- [EXERCISE GOAL]: Repeat the lines that follow, leaving nothing out.

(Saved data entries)
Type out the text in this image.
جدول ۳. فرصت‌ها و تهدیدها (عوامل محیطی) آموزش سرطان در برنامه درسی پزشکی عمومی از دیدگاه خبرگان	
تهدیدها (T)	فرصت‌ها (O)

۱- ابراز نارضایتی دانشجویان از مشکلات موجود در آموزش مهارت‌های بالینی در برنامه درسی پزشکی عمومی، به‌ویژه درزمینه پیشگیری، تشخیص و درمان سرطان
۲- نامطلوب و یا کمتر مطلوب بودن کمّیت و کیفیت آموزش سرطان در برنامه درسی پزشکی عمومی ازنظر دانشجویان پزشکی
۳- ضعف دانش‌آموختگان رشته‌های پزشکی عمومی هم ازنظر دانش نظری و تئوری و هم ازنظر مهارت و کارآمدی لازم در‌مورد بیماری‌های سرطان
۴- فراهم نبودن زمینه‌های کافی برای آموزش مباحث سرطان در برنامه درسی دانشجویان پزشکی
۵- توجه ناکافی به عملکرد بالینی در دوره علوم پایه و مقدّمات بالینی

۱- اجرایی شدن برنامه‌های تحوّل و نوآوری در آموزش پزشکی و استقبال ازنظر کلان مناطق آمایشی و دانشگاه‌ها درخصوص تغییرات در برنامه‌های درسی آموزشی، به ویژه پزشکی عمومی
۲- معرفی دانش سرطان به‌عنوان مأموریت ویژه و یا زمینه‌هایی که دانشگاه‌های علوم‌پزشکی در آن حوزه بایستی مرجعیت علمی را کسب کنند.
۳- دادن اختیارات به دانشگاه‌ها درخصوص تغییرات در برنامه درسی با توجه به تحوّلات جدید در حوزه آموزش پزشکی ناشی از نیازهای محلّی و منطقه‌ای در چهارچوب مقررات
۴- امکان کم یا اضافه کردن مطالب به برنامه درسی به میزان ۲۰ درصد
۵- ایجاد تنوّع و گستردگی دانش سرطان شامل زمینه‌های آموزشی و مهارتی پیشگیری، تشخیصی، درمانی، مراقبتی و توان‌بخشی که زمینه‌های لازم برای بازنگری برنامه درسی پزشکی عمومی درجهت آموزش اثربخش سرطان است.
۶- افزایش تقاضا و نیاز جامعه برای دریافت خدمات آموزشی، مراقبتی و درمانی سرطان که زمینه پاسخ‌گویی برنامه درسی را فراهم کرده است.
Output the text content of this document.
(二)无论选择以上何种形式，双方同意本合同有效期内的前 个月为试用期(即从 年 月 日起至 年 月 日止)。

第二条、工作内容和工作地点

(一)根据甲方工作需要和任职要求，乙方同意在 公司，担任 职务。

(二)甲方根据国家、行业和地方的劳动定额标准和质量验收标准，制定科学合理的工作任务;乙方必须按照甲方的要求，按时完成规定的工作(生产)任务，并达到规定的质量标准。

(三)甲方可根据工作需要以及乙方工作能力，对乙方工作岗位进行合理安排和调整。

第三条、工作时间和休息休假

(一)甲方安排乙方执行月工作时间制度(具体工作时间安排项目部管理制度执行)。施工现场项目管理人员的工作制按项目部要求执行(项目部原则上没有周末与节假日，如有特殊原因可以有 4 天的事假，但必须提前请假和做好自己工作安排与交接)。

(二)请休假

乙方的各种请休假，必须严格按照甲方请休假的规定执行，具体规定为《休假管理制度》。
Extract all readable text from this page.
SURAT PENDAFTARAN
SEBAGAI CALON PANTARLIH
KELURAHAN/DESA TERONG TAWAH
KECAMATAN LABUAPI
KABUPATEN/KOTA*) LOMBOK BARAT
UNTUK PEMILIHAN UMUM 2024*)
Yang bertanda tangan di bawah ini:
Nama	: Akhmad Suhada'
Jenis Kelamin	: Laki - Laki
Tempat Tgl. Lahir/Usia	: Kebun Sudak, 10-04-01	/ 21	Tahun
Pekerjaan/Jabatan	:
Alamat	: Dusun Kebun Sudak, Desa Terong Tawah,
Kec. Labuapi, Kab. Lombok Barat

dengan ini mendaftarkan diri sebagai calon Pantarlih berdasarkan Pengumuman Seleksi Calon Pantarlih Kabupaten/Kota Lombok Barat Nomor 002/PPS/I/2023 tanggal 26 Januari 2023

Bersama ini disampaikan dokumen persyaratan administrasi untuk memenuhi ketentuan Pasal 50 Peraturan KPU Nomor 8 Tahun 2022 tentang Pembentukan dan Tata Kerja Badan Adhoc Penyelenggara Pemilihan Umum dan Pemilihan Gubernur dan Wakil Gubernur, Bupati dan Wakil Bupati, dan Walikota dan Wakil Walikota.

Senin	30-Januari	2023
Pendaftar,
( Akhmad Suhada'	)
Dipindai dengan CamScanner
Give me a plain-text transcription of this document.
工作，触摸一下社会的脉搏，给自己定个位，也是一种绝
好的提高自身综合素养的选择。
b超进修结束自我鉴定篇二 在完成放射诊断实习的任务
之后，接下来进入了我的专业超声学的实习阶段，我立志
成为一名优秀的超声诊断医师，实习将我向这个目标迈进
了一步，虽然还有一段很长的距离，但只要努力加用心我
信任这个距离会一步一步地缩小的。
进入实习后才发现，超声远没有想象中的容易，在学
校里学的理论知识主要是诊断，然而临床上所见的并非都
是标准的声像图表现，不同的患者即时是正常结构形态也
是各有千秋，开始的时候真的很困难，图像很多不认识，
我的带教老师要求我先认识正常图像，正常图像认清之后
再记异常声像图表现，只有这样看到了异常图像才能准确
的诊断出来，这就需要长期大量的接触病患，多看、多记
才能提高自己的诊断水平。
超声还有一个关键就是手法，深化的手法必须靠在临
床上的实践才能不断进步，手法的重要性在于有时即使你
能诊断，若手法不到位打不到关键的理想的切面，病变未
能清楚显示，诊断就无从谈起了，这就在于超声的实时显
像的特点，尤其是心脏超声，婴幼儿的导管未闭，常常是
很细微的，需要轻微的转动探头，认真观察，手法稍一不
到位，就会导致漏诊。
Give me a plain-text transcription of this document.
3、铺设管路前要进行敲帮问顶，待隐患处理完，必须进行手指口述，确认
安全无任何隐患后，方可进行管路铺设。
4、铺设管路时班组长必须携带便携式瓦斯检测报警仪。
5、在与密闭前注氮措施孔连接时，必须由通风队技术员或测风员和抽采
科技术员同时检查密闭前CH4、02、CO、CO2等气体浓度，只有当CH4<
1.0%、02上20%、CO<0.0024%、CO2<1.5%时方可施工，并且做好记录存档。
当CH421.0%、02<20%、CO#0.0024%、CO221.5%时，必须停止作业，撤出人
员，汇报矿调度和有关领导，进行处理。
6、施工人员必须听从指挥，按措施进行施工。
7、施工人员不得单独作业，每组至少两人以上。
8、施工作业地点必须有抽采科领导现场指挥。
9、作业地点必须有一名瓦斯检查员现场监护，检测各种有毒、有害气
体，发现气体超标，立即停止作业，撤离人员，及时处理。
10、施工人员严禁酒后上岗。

- [ANSWER FOR THE TASK]:
Type out the text in this image.
جدول ۳. فرصت‌ها و تهدیدها (عوامل محیطی) آموزش سرطان در برنامه درسی پزشکی عمومی از دیدگاه خبرگان	
تهدیدها (T)	فرصت‌ها (O)

۱- ابراز نارضایتی دانشجویان از مشکلات موجود در آموزش مهارت‌های بالینی در برنامه درسی پزشکی عمومی، به‌ویژه درزمینه پیشگیری، تشخیص و درمان سرطان
۲- نامطلوب و یا کمتر مطلوب بودن کمّیت و کیفیت آموزش سرطان در برنامه درسی پزشکی عمومی ازنظر دانشجویان پزشکی
۳- ضعف دانش‌آموختگان رشته‌های پزشکی عمومی هم ازنظر دانش نظری و تئوری و هم ازنظر مهارت و کارآمدی لازم در‌مورد بیماری‌های سرطان
۴- فراهم نبودن زمینه‌های کافی برای آموزش مباحث سرطان در برنامه درسی دانشجویان پزشکی
۵- توجه ناکافی به عملکرد بالینی در دوره علوم پایه و مقدّمات بالینی

۱- اجرایی شدن برنامه‌های تحوّل و نوآوری در آموزش پزشکی و استقبال ازنظر کلان مناطق آمایشی و دانشگاه‌ها درخصوص تغییرات در برنامه‌های درسی آموزشی، به ویژه پزشکی عمومی
۲- معرفی دانش سرطان به‌عنوان مأموریت ویژه و یا زمینه‌هایی که دانشگاه‌های علوم‌پزشکی در آن حوزه بایستی مرجعیت علمی را کسب کنند.
۳- دادن اختیارات به دانشگاه‌ها درخصوص تغییرات در برنامه درسی با توجه به تحوّلات جدید در حوزه آموزش پزشکی ناشی از نیازهای محلّی و منطقه‌ای در چهارچوب مقررات
۴- امکان کم یا اضافه کردن مطالب به برنامه درسی به میزان ۲۰ درصد
۵- ایجاد تنوّع و گستردگی دانش سرطان شامل زمینه‌های آموزشی و مهارتی پیشگیری، تشخیصی، درمانی، مراقبتی و توان‌بخشی که زمینه‌های لازم برای بازنگری برنامه درسی پزشکی عمومی درجهت آموزش اثربخش سرطان است.
۶- افزایش تقاضا و نیاز جامعه برای دریافت خدمات آموزشی، مراقبتی و درمانی سرطان که زمینه پاسخ‌گویی برنامه درسی را فراهم کرده است.
Output the text content of this document.
(二)无论选择以上何种形式，双方同意本合同有效期内的前 个月为试用期(即从 年 月 日起至 年 月 日止)。

第二条、工作内容和工作地点

(一)根据甲方工作需要和任职要求，乙方同意在 公司，担任 职务。

(二)甲方根据国家、行业和地方的劳动定额标准和质量验收标准，制定科学合理的工作任务;乙方必须按照甲方的要求，按时完成规定的工作(生产)任务，并达到规定的质量标准。

(三)甲方可根据工作需要以及乙方工作能力，对乙方工作岗位进行合理安排和调整。

第三条、工作时间和休息休假

(一)甲方安排乙方执行月工作时间制度(具体工作时间安排项目部管理制度执行)。施工现场项目管理人员的工作制按项目部要求执行(项目部原则上没有周末与节假日，如有特殊原因可以有 4 天的事假，但必须提前请假和做好自己工作安排与交接)。

(二)请休假

乙方的各种请休假，必须严格按照甲方请休假的规定执行，具体规定为《休假管理制度》。
Extract all readable text from this page.
SURAT PENDAFTARAN
SEBAGAI CALON PANTARLIH
KELURAHAN/DESA TERONG TAWAH
KECAMATAN LABUAPI
KABUPATEN/KOTA*) LOMBOK BARAT
UNTUK PEMILIHAN UMUM 2024*)
Yang bertanda tangan di bawah ini:
Nama	: Akhmad Suhada'
Jenis Kelamin	: Laki - Laki
Tempat Tgl. Lahir/Usia	: Kebun Sudak, 10-04-01	/ 21	Tahun
Pekerjaan/Jabatan	:
Alamat	: Dusun Kebun Sudak, Desa Terong Tawah,
Kec. Labuapi, Kab. Lombok Barat

dengan ini mendaftarkan diri sebagai calon Pantarlih berdasarkan Pengumuman Seleksi Calon Pantarlih Kabupaten/Kota Lombok Barat Nomor 002/PPS/I/2023 tanggal 26 Januari 2023

Bersama ini disampaikan dokumen persyaratan administrasi untuk memenuhi ketentuan Pasal 50 Peraturan KPU Nomor 8 Tahun 2022 tentang Pembentukan dan Tata Kerja Badan Adhoc Penyelenggara Pemilihan Umum dan Pemilihan Gubernur dan Wakil Gubernur, Bupati dan Wakil Bupati, dan Walikota dan Wakil Walikota.

Senin	30-Januari	2023
Pendaftar,
( Akhmad Suhada'	)
Dipindai dengan CamScanner
Give me a plain-text transcription of this document.
工作，触摸一下社会的脉搏，给自己定个位，也是一种绝
好的提高自身综合素养的选择。
b超进修结束自我鉴定篇二 在完成放射诊断实习的任务
之后，接下来进入了我的专业超声学的实习阶段，我立志
成为一名优秀的超声诊断医师，实习将我向这个目标迈进
了一步，虽然还有一段很长的距离，但只要努力加用心我
信任这个距离会一步一步地缩小的。
进入实习后才发现，超声远没有想象中的容易，在学
校里学的理论知识主要是诊断，然而临床上所见的并非都
是标准的声像图表现，不同的患者即时是正常结构形态也
是各有千秋，开始的时候真的很困难，图像很多不认识，
我的带教老师要求我先认识正常图像，正常图像认清之后
再记异常声像图表现，只有这样看到了异常图像才能准确
的诊断出来，这就需要长期大量的接触病患，多看、多记
才能提高自己的诊断水平。
超声还有一个关键就是手法，深化的手法必须靠在临
床上的实践才能不断进步，手法的重要性在于有时即使你
能诊断，若手法不到位打不到关键的理想的切面，病变未
能清楚显示，诊断就无从谈起了，这就在于超声的实时显
像的特点，尤其是心脏超声，婴幼儿的导管未闭，常常是
很细微的，需要轻微的转动探头，认真观察，手法稍一不
到位，就会导致漏诊。
Give me a plain-text transcription of this document.
3、铺设管路前要进行敲帮问顶，待隐患处理完，必须进行手指口述，确认
安全无任何隐患后，方可进行管路铺设。
4、铺设管路时班组长必须携带便携式瓦斯检测报警仪。
5、在与密闭前注氮措施孔连接时，必须由通风队技术员或测风员和抽采
科技术员同时检查密闭前CH4、02、CO、CO2等气体浓度，只有当CH4<
1.0%、02上20%、CO<0.0024%、CO2<1.5%时方可施工，并且做好记录存档。
当CH421.0%、02<20%、CO#0.0024%、CO221.5%时，必须停止作业，撤出人
员，汇报矿调度和有关领导，进行处理。
6、施工人员必须听从指挥，按措施进行施工。
7、施工人员不得单独作业，每组至少两人以上。
8、施工作业地点必须有抽采科领导现场指挥。
9、作业地点必须有一名瓦斯检查员现场监护，检测各种有毒、有害气
体，发现气体超标，立即停止作业，撤离人员，及时处理。
10、施工人员严禁酒后上岗。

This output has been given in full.